-- Start --

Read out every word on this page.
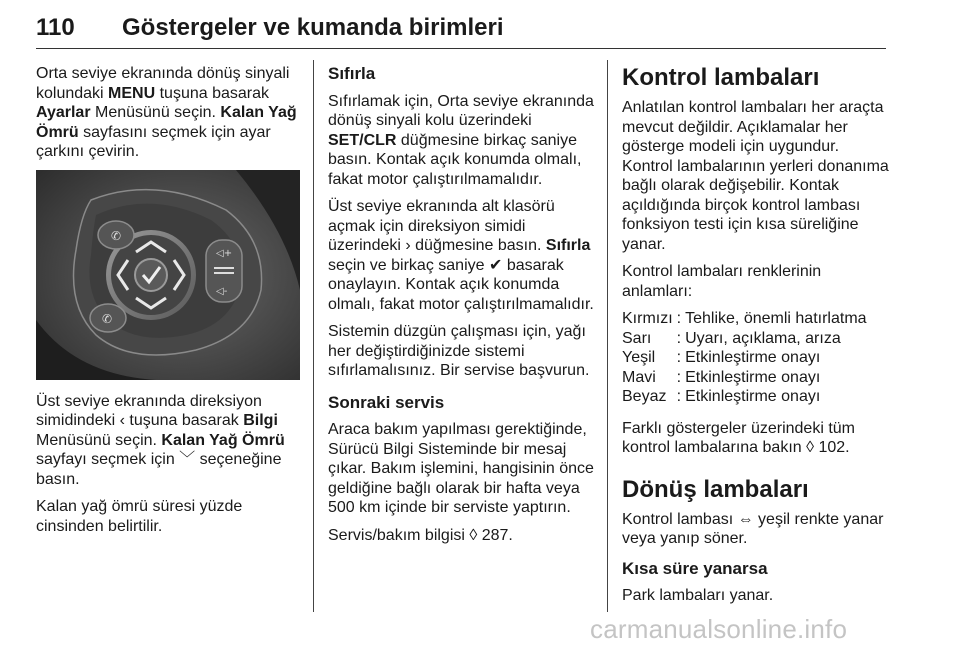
110 Göstergeler ve kumanda birimleri

Orta seviye ekranında dönüş sinyali kolundaki MENU tuşuna basarak Ayarlar Menüsünü seçin. Kalan Yağ Ömrü sayfasını seçmek için ayar çarkını çevirin.

✆
✆
◁+
◁-

Üst seviye ekranında direksiyon simidindeki ‹ tuşuna basarak Bilgi Menüsünü seçin. Kalan Yağ Ömrü sayfayı seçmek için ﹀ seçeneğine basın.

Kalan yağ ömrü süresi yüzde cinsinden belirtilir.

Sıfırla

Sıfırlamak için, Orta seviye ekranında dönüş sinyali kolu üzerindeki SET/CLR düğmesine birkaç saniye basın. Kontak açık konumda olmalı, fakat motor çalıştırılmamalıdır.

Üst seviye ekranında alt klasörü açmak için direksiyon simidi üzerindeki › düğmesine basın. Sıfırla seçin ve birkaç saniye ✔ basarak onaylayın. Kontak açık konumda olmalı, fakat motor çalıştırılmamalıdır.

Sistemin düzgün çalışması için, yağı her değiştirdiğinizde sistemi sıfırlamalısınız. Bir servise başvurun.

Sonraki servis

Araca bakım yapılması gerektiğinde, Sürücü Bilgi Sisteminde bir mesaj çıkar. Bakım işlemini, hangisinin önce geldiğine bağlı olarak bir hafta veya 500 km içinde bir serviste yaptırın.

Servis/bakım bilgisi ◊ 287.

Kontrol lambaları

Anlatılan kontrol lambaları her araçta mevcut değildir. Açıklamalar her gösterge modeli için uygundur. Kontrol lambalarının yerleri donanıma bağlı olarak değişebilir. Kontak açıldığında birçok kontrol lambası fonksiyon testi için kısa süreliğine yanar.

Kontrol lambaları renklerinin anlamları:

Kırmızı	:	Tehlike, önemli hatırlatma
Sarı	:	Uyarı, açıklama, arıza
Yeşil	:	Etkinleştirme onayı
Mavi	:	Etkinleştirme onayı
Beyaz	:	Etkinleştirme onayı

Farklı göstergeler üzerindeki tüm kontrol lambalarına bakın ◊ 102.

Dönüş lambaları

Kontrol lambası ⇔ yeşil renkte yanar veya yanıp söner.

Kısa süre yanarsa

Park lambaları yanar.

carmanualsonline.info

-- End --

Pick out each line above that includes "basarak" and show it.

### [Right answer]
Orta seviye ekranında dönüş sinyali kolundaki MENU tuşuna basarak Ayarlar Menüsünü seçin. Kalan Yağ Ömrü sayfasını seçmek için ayar çarkını çevirin.
Üst seviye ekranında direksiyon simidindeki ‹ tuşuna basarak Bilgi Menüsünü seçin. Kalan Yağ Ömrü sayfayı seçmek için ﹀ seçeneğine basın.
Üst seviye ekranında alt klasörü açmak için direksiyon simidi üzerindeki › düğmesine basın. Sıfırla seçin ve birkaç saniye ✔ basarak onaylayın. Kontak açık konumda olmalı, fakat motor çalıştırılmamalıdır.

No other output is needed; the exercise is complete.